(Dataset items)
◆ ◆ ◆ ◆

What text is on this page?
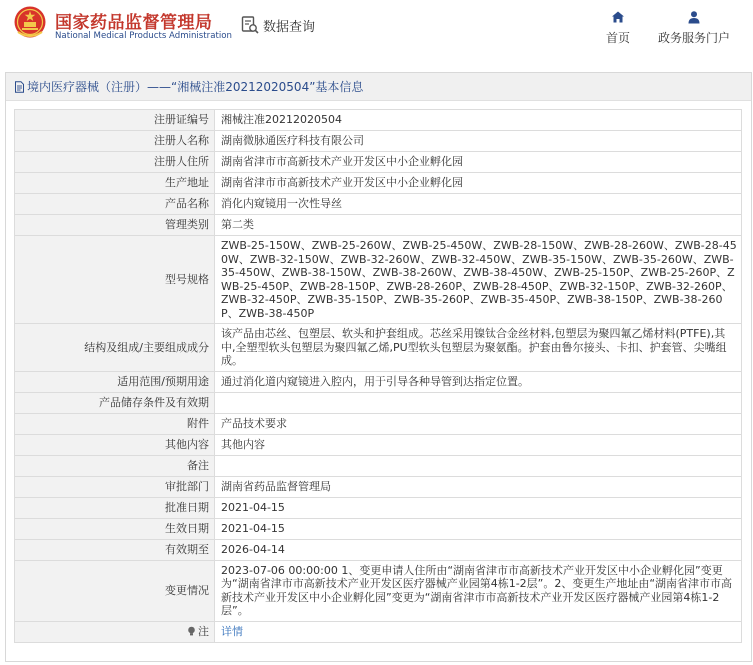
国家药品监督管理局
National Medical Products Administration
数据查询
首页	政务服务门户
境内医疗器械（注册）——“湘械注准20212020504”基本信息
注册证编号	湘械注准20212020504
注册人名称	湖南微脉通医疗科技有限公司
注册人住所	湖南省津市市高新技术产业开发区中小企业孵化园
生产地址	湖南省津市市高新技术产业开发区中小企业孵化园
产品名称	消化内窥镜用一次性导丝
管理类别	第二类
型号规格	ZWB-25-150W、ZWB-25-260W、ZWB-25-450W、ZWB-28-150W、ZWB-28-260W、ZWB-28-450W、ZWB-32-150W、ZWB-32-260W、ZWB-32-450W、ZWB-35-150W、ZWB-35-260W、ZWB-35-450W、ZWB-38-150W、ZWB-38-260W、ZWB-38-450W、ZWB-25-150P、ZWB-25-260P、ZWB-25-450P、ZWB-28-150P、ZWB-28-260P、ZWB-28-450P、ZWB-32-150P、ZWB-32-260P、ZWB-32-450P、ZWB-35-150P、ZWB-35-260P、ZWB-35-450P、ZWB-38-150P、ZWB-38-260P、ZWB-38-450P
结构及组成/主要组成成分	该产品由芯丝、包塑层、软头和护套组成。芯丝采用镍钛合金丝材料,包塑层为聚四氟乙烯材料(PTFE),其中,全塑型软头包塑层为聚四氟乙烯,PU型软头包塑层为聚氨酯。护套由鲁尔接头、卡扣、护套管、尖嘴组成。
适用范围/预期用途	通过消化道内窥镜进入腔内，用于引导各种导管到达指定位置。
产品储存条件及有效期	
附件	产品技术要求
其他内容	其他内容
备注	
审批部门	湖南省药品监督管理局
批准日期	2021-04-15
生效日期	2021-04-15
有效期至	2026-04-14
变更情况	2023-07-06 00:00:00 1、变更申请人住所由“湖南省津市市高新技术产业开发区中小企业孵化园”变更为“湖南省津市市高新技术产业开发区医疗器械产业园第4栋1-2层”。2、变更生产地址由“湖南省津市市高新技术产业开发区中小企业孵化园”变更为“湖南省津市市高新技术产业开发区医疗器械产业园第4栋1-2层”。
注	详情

◆ ◆ ◆ ◆

> [Exercise prompt]: Pick out and copy every line that contains the word "湖南省津市市高新技术产业开发区中小企业孵化园".

> [Full output]:
注册人住所	湖南省津市市高新技术产业开发区中小企业孵化园
生产地址	湖南省津市市高新技术产业开发区中小企业孵化园
变更情况	2023-07-06 00:00:00 1、变更申请人住所由“湖南省津市市高新技术产业开发区中小企业孵化园”变更为“湖南省津市市高新技术产业开发区医疗器械产业园第4栋1-2层”。2、变更生产地址由“湖南省津市市高新技术产业开发区中小企业孵化园”变更为“湖南省津市市高新技术产业开发区医疗器械产业园第4栋1-2层”。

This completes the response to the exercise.